begin Records provided

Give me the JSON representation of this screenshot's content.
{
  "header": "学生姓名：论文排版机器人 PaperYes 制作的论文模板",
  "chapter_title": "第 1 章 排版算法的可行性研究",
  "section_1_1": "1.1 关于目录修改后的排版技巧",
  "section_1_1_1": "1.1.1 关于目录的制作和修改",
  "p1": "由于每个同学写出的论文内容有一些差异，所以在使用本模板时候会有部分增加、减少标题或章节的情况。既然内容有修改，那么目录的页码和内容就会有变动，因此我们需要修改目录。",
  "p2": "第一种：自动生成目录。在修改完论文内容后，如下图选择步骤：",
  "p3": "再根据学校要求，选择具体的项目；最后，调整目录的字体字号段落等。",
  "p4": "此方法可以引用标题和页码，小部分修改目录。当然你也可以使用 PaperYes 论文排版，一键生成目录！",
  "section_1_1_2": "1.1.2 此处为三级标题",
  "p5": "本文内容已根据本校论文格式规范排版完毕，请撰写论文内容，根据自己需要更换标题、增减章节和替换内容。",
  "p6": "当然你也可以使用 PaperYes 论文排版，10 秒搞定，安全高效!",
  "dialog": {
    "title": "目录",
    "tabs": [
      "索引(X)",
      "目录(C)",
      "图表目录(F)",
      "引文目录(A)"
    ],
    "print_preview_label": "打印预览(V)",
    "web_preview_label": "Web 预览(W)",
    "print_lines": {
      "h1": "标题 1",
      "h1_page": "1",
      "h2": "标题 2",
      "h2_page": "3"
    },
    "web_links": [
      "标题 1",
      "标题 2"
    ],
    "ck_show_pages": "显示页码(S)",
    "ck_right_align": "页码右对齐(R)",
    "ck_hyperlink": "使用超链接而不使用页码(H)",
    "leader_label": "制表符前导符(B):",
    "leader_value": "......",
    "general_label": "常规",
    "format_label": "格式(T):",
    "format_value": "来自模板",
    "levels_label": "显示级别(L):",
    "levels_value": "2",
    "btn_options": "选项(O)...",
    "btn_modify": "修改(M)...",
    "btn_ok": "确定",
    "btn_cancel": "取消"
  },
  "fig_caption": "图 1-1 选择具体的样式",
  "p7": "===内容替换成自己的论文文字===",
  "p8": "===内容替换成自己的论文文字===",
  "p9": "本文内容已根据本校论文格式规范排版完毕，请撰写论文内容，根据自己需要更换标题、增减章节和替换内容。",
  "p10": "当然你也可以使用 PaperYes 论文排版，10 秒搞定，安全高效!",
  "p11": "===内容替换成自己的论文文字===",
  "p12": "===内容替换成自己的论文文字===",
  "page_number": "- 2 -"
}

end Records provided

To do
Copy out every line that includes the word "内容替换成自己的论文文字".

Solution for this problem
  "p7": "===内容替换成自己的论文文字===",
  "p8": "===内容替换成自己的论文文字===",
  "p11": "===内容替换成自己的论文文字===",
  "p12": "===内容替换成自己的论文文字===",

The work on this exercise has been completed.